Write out the listing below again, precisely as it is given.

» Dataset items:
==========

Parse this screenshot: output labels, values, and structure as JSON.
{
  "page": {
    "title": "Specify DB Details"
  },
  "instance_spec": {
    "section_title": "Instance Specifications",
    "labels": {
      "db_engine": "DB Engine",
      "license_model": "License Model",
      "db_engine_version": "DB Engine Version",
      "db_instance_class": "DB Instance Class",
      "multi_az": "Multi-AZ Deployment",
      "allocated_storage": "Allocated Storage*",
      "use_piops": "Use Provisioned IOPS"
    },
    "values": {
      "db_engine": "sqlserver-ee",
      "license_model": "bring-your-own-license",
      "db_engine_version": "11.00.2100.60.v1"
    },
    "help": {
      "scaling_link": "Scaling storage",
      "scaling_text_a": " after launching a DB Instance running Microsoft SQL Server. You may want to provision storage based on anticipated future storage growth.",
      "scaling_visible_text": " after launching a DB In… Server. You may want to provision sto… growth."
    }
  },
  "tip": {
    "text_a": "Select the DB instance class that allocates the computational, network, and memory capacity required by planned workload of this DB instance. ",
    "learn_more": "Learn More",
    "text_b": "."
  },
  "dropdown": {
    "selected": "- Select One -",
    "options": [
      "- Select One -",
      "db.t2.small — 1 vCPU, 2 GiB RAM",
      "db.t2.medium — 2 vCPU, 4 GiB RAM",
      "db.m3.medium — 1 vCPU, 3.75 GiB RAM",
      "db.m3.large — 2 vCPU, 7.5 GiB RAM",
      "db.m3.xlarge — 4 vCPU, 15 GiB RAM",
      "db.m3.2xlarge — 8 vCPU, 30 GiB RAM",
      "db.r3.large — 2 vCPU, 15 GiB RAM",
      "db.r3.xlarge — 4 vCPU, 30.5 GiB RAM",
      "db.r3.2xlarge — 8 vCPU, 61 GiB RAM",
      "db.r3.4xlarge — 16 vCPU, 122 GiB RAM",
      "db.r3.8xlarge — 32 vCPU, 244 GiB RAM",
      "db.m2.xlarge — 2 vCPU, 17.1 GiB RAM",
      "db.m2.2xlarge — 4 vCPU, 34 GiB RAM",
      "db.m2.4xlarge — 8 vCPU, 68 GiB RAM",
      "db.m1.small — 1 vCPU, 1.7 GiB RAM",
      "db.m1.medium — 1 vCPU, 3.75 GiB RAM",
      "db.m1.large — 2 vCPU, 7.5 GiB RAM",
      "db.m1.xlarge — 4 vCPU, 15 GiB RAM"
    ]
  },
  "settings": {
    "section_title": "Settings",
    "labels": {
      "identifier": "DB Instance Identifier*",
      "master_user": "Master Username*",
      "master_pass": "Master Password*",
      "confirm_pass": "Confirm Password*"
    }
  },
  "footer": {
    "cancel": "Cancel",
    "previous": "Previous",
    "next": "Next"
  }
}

==========

» Final answer:
Parse this screenshot: output labels, values, and structure as JSON.
{
  "page": {
    "title": "Specify DB Details"
  },
  "instance_spec": {
    "section_title": "Instance Specifications",
    "labels": {
      "db_engine": "DB Engine",
      "license_model": "License Model",
      "db_engine_version": "DB Engine Version",
      "db_instance_class": "DB Instance Class",
      "multi_az": "Multi-AZ Deployment",
      "allocated_storage": "Allocated Storage*",
      "use_piops": "Use Provisioned IOPS"
    },
    "values": {
      "db_engine": "sqlserver-ee",
      "license_model": "bring-your-own-license",
      "db_engine_version": "11.00.2100.60.v1"
    },
    "help": {
      "scaling_link": "Scaling storage",
      "scaling_text_a": " after launching a DB Instance running Microsoft SQL Server. You may want to provision storage based on anticipated future storage growth.",
      "scaling_visible_text": " after launching a DB In… Server. You may want to provision sto… growth."
    }
  },
  "tip": {
    "text_a": "Select the DB instance class that allocates the computational, network, and memory capacity required by planned workload of this DB instance. ",
    "learn_more": "Learn More",
    "text_b": "."
  },
  "dropdown": {
    "selected": "- Select One -",
    "options": [
      "- Select One -",
      "db.t2.small — 1 vCPU, 2 GiB RAM",
      "db.t2.medium — 2 vCPU, 4 GiB RAM",
      "db.m3.medium — 1 vCPU, 3.75 GiB RAM",
      "db.m3.large — 2 vCPU, 7.5 GiB RAM",
      "db.m3.xlarge — 4 vCPU, 15 GiB RAM",
      "db.m3.2xlarge — 8 vCPU, 30 GiB RAM",
      "db.r3.large — 2 vCPU, 15 GiB RAM",
      "db.r3.xlarge — 4 vCPU, 30.5 GiB RAM",
      "db.r3.2xlarge — 8 vCPU, 61 GiB RAM",
      "db.r3.4xlarge — 16 vCPU, 122 GiB RAM",
      "db.r3.8xlarge — 32 vCPU, 244 GiB RAM",
      "db.m2.xlarge — 2 vCPU, 17.1 GiB RAM",
      "db.m2.2xlarge — 4 vCPU, 34 GiB RAM",
      "db.m2.4xlarge — 8 vCPU, 68 GiB RAM",
      "db.m1.small — 1 vCPU, 1.7 GiB RAM",
      "db.m1.medium — 1 vCPU, 3.75 GiB RAM",
      "db.m1.large — 2 vCPU, 7.5 GiB RAM",
      "db.m1.xlarge — 4 vCPU, 15 GiB RAM"
    ]
  },
  "settings": {
    "section_title": "Settings",
    "labels": {
      "identifier": "DB Instance Identifier*",
      "master_user": "Master Username*",
      "master_pass": "Master Password*",
      "confirm_pass": "Confirm Password*"
    }
  },
  "footer": {
    "cancel": "Cancel",
    "previous": "Previous",
    "next": "Next"
  }
}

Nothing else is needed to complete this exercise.